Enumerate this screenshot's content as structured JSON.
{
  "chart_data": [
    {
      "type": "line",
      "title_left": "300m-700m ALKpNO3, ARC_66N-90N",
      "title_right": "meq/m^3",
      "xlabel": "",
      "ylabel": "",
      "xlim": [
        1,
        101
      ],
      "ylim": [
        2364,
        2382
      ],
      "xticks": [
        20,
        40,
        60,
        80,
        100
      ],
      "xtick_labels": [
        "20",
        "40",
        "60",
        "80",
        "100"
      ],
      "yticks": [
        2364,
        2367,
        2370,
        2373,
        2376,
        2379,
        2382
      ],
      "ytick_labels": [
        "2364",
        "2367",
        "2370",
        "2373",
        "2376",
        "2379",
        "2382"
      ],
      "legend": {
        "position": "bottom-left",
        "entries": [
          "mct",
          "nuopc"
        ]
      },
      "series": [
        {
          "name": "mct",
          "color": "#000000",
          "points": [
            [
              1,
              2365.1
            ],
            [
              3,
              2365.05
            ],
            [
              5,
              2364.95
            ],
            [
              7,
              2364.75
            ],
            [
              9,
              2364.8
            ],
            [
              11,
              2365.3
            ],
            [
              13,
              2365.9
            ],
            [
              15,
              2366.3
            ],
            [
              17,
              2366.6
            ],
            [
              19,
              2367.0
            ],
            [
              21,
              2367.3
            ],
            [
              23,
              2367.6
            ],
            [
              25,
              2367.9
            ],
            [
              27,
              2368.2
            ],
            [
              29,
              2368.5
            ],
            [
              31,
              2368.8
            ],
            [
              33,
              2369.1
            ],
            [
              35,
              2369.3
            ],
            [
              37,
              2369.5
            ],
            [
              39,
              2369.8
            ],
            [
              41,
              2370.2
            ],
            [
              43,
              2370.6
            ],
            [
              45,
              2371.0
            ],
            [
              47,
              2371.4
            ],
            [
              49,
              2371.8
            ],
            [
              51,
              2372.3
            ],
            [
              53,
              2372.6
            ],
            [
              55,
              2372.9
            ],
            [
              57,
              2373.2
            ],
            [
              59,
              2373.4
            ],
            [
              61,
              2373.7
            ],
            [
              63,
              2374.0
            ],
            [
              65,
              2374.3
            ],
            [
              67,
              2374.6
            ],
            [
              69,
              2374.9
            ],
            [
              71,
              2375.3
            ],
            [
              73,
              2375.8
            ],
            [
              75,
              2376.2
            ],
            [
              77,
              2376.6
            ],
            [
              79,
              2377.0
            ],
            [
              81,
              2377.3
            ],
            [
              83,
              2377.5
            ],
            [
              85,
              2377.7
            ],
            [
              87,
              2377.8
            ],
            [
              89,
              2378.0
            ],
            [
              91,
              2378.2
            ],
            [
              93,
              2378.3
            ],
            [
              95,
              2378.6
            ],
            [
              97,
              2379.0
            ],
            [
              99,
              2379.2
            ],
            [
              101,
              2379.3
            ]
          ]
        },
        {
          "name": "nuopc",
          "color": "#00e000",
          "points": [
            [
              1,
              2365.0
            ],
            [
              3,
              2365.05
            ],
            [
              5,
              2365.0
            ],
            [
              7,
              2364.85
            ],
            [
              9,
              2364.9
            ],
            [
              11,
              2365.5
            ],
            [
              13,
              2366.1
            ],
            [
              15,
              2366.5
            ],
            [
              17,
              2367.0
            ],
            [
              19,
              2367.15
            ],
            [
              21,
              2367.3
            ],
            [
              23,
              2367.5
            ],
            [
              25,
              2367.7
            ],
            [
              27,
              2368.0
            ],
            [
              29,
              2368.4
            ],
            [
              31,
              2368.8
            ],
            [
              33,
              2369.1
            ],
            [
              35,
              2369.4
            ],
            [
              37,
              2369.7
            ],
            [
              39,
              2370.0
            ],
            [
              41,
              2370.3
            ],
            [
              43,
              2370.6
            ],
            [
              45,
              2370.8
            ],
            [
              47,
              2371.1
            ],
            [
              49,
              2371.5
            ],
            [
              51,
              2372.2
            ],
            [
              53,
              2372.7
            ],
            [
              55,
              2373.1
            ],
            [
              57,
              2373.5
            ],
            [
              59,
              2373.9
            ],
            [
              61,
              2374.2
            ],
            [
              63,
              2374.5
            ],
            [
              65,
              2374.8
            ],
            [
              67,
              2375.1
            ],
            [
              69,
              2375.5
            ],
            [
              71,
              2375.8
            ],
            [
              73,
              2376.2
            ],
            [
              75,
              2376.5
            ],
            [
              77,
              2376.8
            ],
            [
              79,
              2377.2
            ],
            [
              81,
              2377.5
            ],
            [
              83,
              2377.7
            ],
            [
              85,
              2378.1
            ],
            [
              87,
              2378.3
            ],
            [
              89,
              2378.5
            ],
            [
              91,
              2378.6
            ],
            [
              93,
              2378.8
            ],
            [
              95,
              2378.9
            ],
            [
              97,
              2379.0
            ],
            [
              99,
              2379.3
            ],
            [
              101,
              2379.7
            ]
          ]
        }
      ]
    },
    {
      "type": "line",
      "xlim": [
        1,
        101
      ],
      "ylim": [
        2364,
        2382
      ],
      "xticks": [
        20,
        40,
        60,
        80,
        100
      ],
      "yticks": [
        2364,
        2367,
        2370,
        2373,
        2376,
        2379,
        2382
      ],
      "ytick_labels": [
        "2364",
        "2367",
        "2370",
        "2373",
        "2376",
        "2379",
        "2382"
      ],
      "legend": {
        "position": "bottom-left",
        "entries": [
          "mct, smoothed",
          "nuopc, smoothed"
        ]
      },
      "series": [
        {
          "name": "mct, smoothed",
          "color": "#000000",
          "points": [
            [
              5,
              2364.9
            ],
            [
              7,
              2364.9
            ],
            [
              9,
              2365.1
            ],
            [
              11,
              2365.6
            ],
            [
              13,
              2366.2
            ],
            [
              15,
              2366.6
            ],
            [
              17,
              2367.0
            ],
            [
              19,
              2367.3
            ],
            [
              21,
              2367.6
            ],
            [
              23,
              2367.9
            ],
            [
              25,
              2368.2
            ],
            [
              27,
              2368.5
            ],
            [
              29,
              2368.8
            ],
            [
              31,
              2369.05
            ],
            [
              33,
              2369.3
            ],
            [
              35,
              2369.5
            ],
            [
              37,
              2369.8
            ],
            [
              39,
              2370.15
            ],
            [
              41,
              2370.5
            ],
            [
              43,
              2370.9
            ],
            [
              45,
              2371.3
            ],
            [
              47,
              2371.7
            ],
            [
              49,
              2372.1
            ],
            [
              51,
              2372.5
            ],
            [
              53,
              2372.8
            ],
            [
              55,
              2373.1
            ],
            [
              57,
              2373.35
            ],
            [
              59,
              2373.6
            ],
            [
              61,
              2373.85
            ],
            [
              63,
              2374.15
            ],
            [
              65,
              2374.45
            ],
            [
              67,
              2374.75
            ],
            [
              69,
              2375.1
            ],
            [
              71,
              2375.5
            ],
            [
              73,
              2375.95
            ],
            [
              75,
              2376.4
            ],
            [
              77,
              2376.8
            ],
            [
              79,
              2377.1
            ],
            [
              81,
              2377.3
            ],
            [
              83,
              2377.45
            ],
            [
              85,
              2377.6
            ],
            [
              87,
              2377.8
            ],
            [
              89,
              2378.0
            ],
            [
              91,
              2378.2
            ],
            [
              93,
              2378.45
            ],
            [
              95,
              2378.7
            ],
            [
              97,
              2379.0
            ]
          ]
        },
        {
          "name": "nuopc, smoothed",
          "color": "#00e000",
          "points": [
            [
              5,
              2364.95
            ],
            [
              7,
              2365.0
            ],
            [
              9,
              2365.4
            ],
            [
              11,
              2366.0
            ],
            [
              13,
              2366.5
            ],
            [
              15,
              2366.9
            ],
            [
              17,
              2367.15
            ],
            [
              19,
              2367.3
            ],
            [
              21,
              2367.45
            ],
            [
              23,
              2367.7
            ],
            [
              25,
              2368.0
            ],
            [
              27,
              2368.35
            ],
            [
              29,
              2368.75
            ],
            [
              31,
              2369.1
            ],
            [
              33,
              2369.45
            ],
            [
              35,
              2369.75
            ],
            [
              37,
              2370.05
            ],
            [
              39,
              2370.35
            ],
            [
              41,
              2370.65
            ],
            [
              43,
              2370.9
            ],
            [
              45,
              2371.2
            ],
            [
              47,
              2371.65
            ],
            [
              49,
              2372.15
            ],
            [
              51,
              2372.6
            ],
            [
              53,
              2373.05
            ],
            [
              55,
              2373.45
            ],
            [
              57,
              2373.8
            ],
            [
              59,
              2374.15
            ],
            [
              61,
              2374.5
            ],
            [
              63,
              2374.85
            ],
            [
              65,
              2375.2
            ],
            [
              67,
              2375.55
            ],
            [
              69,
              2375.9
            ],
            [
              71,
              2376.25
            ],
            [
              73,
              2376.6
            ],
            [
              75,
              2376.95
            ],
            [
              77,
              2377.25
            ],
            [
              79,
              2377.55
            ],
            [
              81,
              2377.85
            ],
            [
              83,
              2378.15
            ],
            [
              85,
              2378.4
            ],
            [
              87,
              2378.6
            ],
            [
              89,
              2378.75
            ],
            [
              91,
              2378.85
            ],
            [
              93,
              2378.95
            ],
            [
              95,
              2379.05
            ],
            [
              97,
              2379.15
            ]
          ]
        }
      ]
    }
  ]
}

|---|

*WRITTEN REQUEST*. From the entries, report each line that includes the word "name".

*RESPONSE*.
          "name": "mct",
          "name": "nuopc",
          "name": "mct, smoothed",
          "name": "nuopc, smoothed",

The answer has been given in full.